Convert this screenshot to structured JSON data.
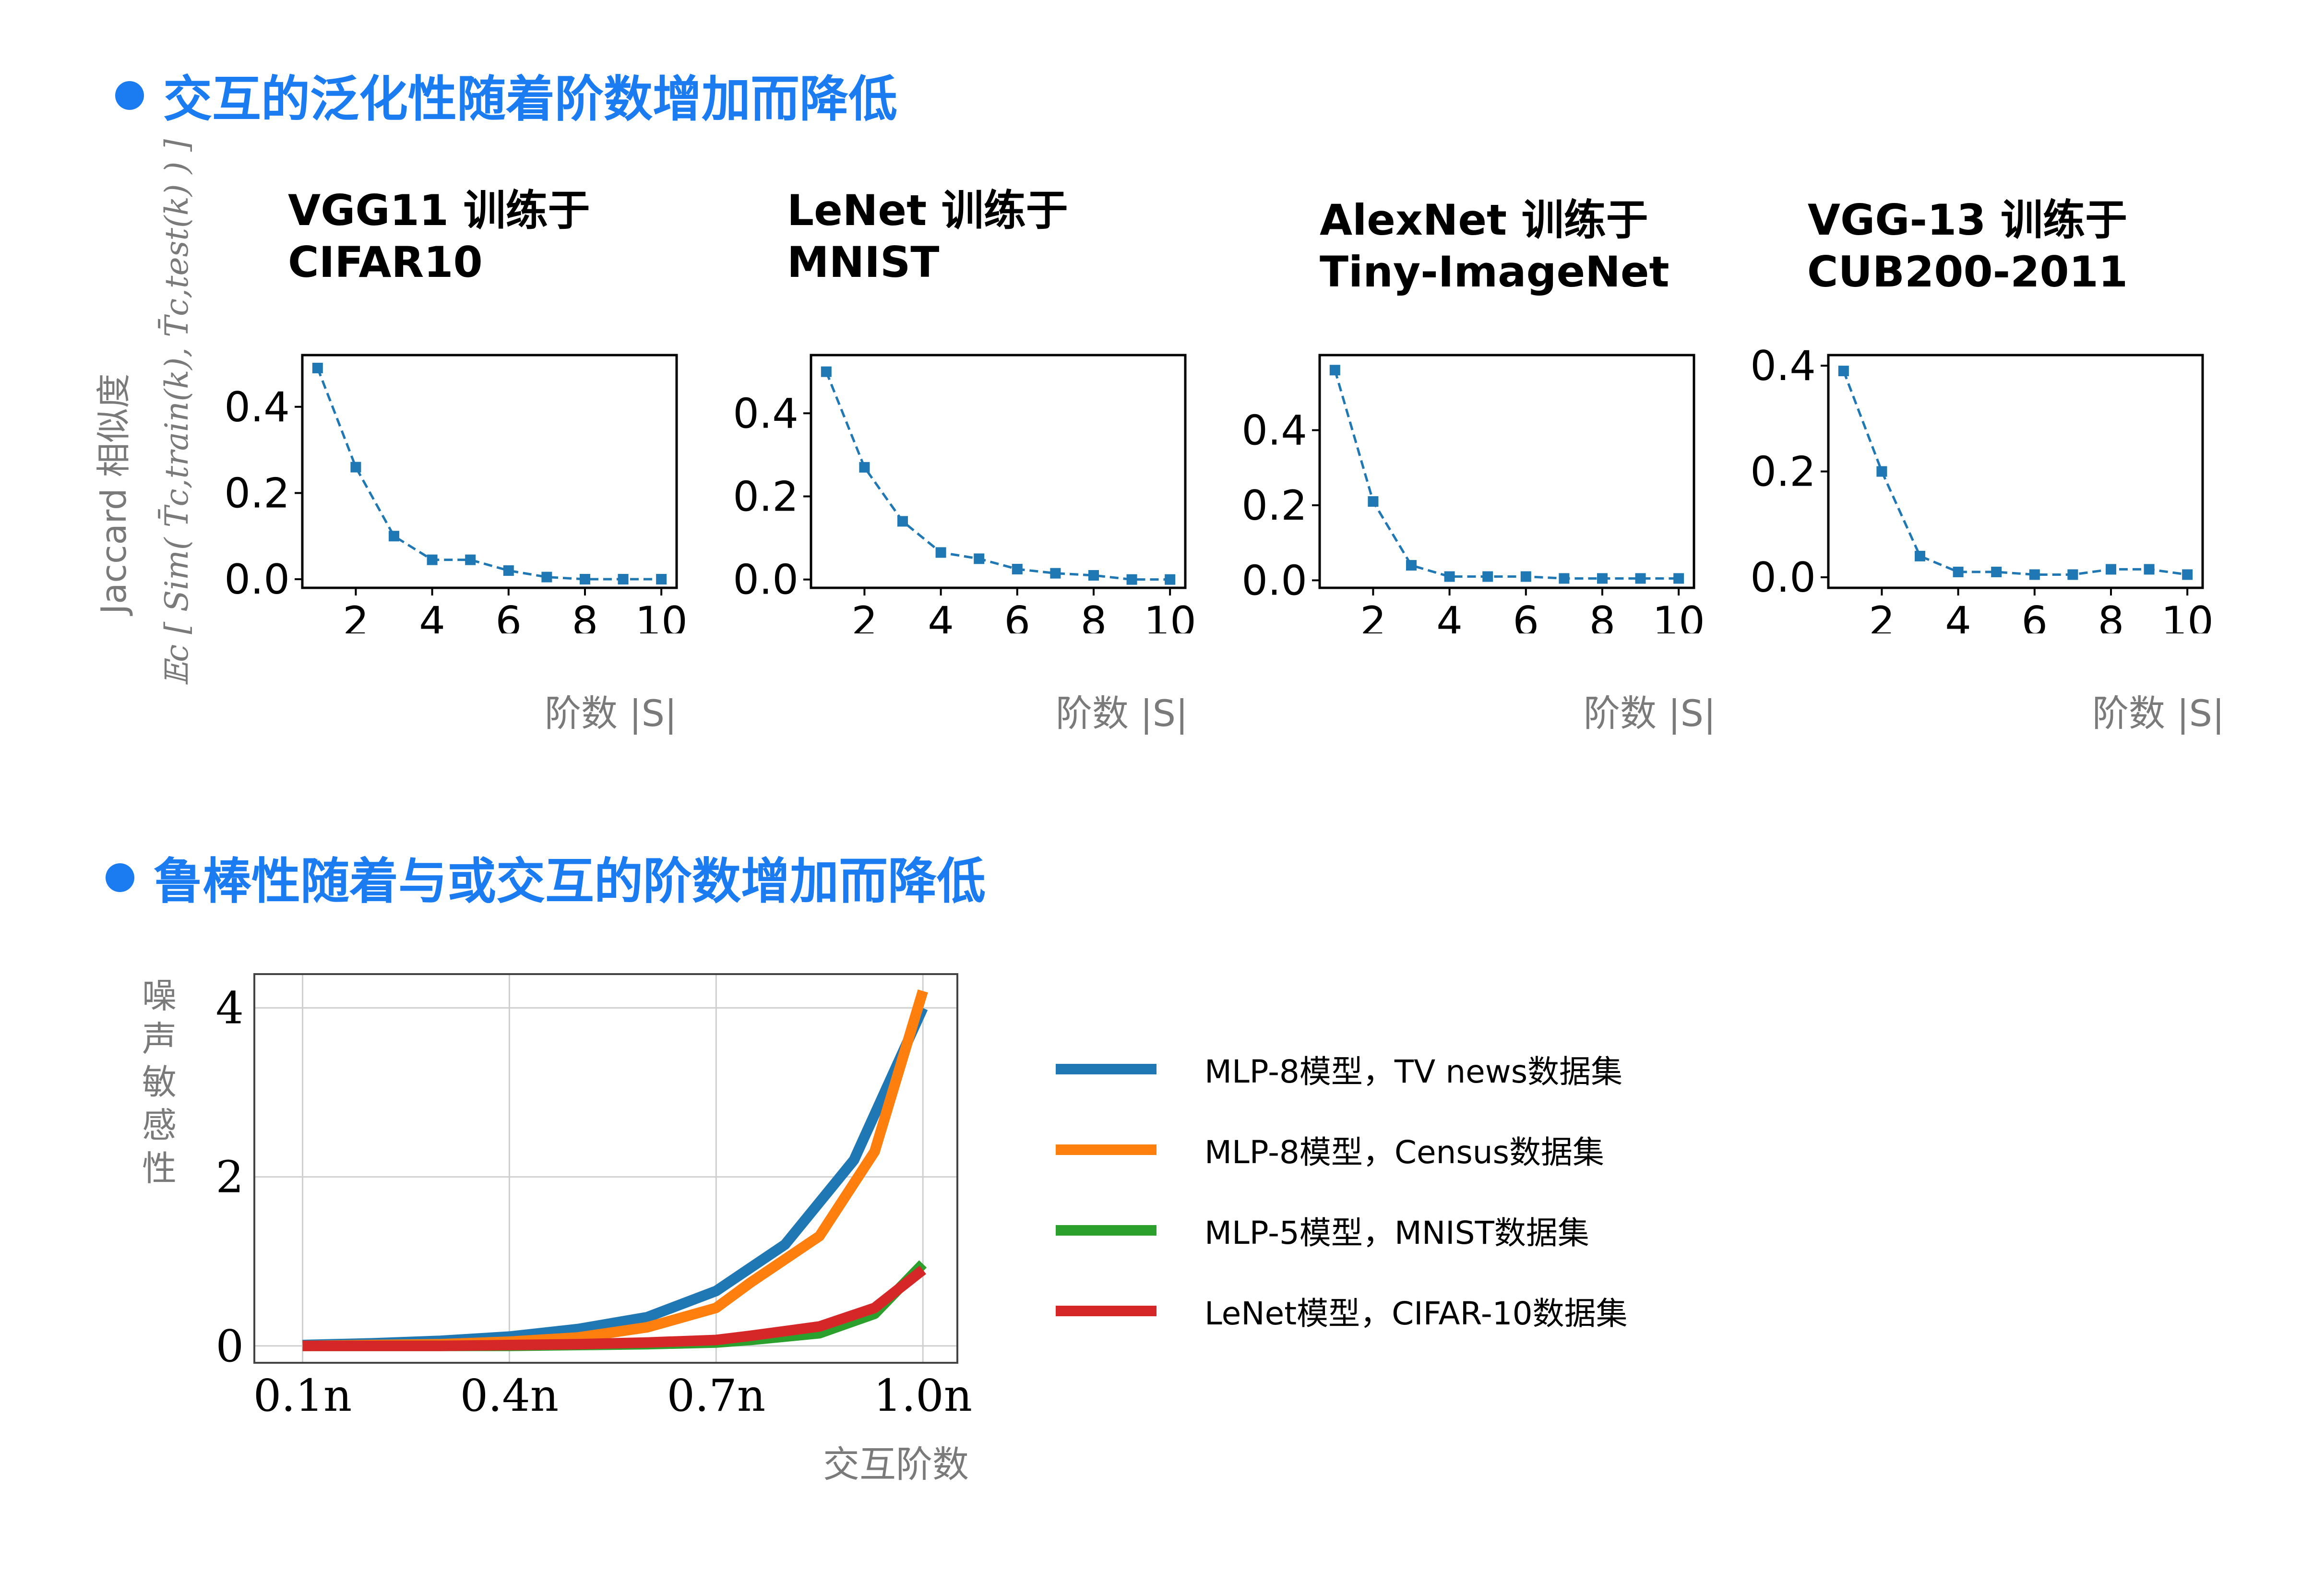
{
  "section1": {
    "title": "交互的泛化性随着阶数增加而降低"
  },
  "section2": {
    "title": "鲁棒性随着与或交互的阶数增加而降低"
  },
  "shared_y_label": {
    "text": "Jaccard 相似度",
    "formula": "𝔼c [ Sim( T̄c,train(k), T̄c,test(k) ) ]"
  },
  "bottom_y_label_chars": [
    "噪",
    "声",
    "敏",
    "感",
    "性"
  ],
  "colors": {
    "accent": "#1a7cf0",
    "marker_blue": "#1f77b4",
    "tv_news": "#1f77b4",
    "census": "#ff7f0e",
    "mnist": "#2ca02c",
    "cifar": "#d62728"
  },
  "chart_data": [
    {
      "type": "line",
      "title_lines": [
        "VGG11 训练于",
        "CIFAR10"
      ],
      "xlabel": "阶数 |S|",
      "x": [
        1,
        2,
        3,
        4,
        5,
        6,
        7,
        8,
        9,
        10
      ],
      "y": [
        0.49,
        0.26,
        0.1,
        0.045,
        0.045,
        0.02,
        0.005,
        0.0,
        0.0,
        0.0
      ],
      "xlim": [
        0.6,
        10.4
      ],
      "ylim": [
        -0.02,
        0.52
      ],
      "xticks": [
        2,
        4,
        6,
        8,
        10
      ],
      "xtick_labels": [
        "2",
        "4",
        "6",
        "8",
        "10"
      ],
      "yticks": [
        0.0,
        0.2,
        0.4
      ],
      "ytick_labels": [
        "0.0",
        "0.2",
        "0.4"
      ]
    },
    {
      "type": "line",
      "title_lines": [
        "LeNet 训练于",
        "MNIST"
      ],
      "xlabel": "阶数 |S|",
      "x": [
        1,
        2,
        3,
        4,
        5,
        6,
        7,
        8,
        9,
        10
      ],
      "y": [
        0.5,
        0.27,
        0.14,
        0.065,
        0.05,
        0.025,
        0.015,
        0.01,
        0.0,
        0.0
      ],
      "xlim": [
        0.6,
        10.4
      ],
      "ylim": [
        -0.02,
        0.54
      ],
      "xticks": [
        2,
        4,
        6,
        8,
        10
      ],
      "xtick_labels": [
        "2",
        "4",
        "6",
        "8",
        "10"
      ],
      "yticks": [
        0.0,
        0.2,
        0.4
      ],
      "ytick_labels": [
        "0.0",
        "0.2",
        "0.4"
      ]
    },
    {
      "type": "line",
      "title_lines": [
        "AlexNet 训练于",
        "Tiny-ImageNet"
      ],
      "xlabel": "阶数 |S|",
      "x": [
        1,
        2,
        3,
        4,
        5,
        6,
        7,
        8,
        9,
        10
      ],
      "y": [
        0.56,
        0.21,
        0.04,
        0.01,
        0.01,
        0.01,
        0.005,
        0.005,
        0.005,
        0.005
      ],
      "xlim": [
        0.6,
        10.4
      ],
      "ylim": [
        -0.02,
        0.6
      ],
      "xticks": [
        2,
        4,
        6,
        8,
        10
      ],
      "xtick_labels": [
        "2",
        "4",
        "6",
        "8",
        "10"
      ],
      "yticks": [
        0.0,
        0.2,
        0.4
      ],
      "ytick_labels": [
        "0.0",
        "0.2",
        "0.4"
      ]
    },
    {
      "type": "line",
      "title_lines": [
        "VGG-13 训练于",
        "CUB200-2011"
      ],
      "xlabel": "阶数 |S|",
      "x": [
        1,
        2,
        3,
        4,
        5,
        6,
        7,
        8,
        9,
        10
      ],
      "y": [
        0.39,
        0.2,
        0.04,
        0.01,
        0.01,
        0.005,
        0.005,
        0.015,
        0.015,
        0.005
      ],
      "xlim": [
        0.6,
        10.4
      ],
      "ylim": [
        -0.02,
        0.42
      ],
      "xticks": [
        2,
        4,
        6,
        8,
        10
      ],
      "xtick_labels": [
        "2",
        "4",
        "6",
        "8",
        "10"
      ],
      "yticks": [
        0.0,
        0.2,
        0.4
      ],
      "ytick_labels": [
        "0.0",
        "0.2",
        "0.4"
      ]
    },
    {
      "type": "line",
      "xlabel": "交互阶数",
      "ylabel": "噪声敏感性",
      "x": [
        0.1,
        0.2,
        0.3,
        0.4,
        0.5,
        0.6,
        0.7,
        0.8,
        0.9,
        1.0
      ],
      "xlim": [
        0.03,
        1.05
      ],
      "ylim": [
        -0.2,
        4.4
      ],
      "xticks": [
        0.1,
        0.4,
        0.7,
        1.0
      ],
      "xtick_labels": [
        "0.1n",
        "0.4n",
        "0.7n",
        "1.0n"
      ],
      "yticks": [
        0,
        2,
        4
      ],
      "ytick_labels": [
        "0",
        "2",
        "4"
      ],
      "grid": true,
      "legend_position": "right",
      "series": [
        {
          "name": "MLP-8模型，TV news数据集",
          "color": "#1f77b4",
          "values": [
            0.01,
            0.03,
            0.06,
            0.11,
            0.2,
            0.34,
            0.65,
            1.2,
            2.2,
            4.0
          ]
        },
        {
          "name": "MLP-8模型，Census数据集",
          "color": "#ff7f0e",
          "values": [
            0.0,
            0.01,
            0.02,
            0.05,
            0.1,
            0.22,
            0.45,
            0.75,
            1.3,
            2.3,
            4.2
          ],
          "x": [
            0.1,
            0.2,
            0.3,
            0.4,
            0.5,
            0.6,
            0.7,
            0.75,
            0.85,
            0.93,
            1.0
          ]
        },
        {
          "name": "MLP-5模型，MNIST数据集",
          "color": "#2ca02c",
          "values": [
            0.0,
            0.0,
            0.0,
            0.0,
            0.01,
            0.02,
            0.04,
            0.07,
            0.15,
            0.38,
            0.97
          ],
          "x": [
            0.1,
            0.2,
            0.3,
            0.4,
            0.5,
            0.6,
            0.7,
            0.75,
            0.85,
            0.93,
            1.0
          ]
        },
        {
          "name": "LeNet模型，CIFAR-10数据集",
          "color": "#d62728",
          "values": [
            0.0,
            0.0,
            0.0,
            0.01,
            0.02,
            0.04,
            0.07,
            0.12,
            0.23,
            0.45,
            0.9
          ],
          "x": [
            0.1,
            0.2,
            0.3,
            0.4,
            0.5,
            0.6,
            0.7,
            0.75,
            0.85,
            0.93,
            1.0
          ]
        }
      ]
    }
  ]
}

○ ○ ○ ○ ○ ○ ○

Your instructions: Using the data above, print every line exactly, omitting pictures.

Correct response:
Convert this screenshot to structured JSON data.
{
  "section1": {
    "title": "交互的泛化性随着阶数增加而降低"
  },
  "section2": {
    "title": "鲁棒性随着与或交互的阶数增加而降低"
  },
  "shared_y_label": {
    "text": "Jaccard 相似度",
    "formula": "𝔼c [ Sim( T̄c,train(k), T̄c,test(k) ) ]"
  },
  "bottom_y_label_chars": [
    "噪",
    "声",
    "敏",
    "感",
    "性"
  ],
  "colors": {
    "accent": "#1a7cf0",
    "marker_blue": "#1f77b4",
    "tv_news": "#1f77b4",
    "census": "#ff7f0e",
    "mnist": "#2ca02c",
    "cifar": "#d62728"
  },
  "chart_data": [
    {
      "type": "line",
      "title_lines": [
        "VGG11 训练于",
        "CIFAR10"
      ],
      "xlabel": "阶数 |S|",
      "x": [
        1,
        2,
        3,
        4,
        5,
        6,
        7,
        8,
        9,
        10
      ],
      "y": [
        0.49,
        0.26,
        0.1,
        0.045,
        0.045,
        0.02,
        0.005,
        0.0,
        0.0,
        0.0
      ],
      "xlim": [
        0.6,
        10.4
      ],
      "ylim": [
        -0.02,
        0.52
      ],
      "xticks": [
        2,
        4,
        6,
        8,
        10
      ],
      "xtick_labels": [
        "2",
        "4",
        "6",
        "8",
        "10"
      ],
      "yticks": [
        0.0,
        0.2,
        0.4
      ],
      "ytick_labels": [
        "0.0",
        "0.2",
        "0.4"
      ]
    },
    {
      "type": "line",
      "title_lines": [
        "LeNet 训练于",
        "MNIST"
      ],
      "xlabel": "阶数 |S|",
      "x": [
        1,
        2,
        3,
        4,
        5,
        6,
        7,
        8,
        9,
        10
      ],
      "y": [
        0.5,
        0.27,
        0.14,
        0.065,
        0.05,
        0.025,
        0.015,
        0.01,
        0.0,
        0.0
      ],
      "xlim": [
        0.6,
        10.4
      ],
      "ylim": [
        -0.02,
        0.54
      ],
      "xticks": [
        2,
        4,
        6,
        8,
        10
      ],
      "xtick_labels": [
        "2",
        "4",
        "6",
        "8",
        "10"
      ],
      "yticks": [
        0.0,
        0.2,
        0.4
      ],
      "ytick_labels": [
        "0.0",
        "0.2",
        "0.4"
      ]
    },
    {
      "type": "line",
      "title_lines": [
        "AlexNet 训练于",
        "Tiny-ImageNet"
      ],
      "xlabel": "阶数 |S|",
      "x": [
        1,
        2,
        3,
        4,
        5,
        6,
        7,
        8,
        9,
        10
      ],
      "y": [
        0.56,
        0.21,
        0.04,
        0.01,
        0.01,
        0.01,
        0.005,
        0.005,
        0.005,
        0.005
      ],
      "xlim": [
        0.6,
        10.4
      ],
      "ylim": [
        -0.02,
        0.6
      ],
      "xticks": [
        2,
        4,
        6,
        8,
        10
      ],
      "xtick_labels": [
        "2",
        "4",
        "6",
        "8",
        "10"
      ],
      "yticks": [
        0.0,
        0.2,
        0.4
      ],
      "ytick_labels": [
        "0.0",
        "0.2",
        "0.4"
      ]
    },
    {
      "type": "line",
      "title_lines": [
        "VGG-13 训练于",
        "CUB200-2011"
      ],
      "xlabel": "阶数 |S|",
      "x": [
        1,
        2,
        3,
        4,
        5,
        6,
        7,
        8,
        9,
        10
      ],
      "y": [
        0.39,
        0.2,
        0.04,
        0.01,
        0.01,
        0.005,
        0.005,
        0.015,
        0.015,
        0.005
      ],
      "xlim": [
        0.6,
        10.4
      ],
      "ylim": [
        -0.02,
        0.42
      ],
      "xticks": [
        2,
        4,
        6,
        8,
        10
      ],
      "xtick_labels": [
        "2",
        "4",
        "6",
        "8",
        "10"
      ],
      "yticks": [
        0.0,
        0.2,
        0.4
      ],
      "ytick_labels": [
        "0.0",
        "0.2",
        "0.4"
      ]
    },
    {
      "type": "line",
      "xlabel": "交互阶数",
      "ylabel": "噪声敏感性",
      "x": [
        0.1,
        0.2,
        0.3,
        0.4,
        0.5,
        0.6,
        0.7,
        0.8,
        0.9,
        1.0
      ],
      "xlim": [
        0.03,
        1.05
      ],
      "ylim": [
        -0.2,
        4.4
      ],
      "xticks": [
        0.1,
        0.4,
        0.7,
        1.0
      ],
      "xtick_labels": [
        "0.1n",
        "0.4n",
        "0.7n",
        "1.0n"
      ],
      "yticks": [
        0,
        2,
        4
      ],
      "ytick_labels": [
        "0",
        "2",
        "4"
      ],
      "grid": true,
      "legend_position": "right",
      "series": [
        {
          "name": "MLP-8模型，TV news数据集",
          "color": "#1f77b4",
          "values": [
            0.01,
            0.03,
            0.06,
            0.11,
            0.2,
            0.34,
            0.65,
            1.2,
            2.2,
            4.0
          ]
        },
        {
          "name": "MLP-8模型，Census数据集",
          "color": "#ff7f0e",
          "values": [
            0.0,
            0.01,
            0.02,
            0.05,
            0.1,
            0.22,
            0.45,
            0.75,
            1.3,
            2.3,
            4.2
          ],
          "x": [
            0.1,
            0.2,
            0.3,
            0.4,
            0.5,
            0.6,
            0.7,
            0.75,
            0.85,
            0.93,
            1.0
          ]
        },
        {
          "name": "MLP-5模型，MNIST数据集",
          "color": "#2ca02c",
          "values": [
            0.0,
            0.0,
            0.0,
            0.0,
            0.01,
            0.02,
            0.04,
            0.07,
            0.15,
            0.38,
            0.97
          ],
          "x": [
            0.1,
            0.2,
            0.3,
            0.4,
            0.5,
            0.6,
            0.7,
            0.75,
            0.85,
            0.93,
            1.0
          ]
        },
        {
          "name": "LeNet模型，CIFAR-10数据集",
          "color": "#d62728",
          "values": [
            0.0,
            0.0,
            0.0,
            0.01,
            0.02,
            0.04,
            0.07,
            0.12,
            0.23,
            0.45,
            0.9
          ],
          "x": [
            0.1,
            0.2,
            0.3,
            0.4,
            0.5,
            0.6,
            0.7,
            0.75,
            0.85,
            0.93,
            1.0
          ]
        }
      ]
    }
  ]
}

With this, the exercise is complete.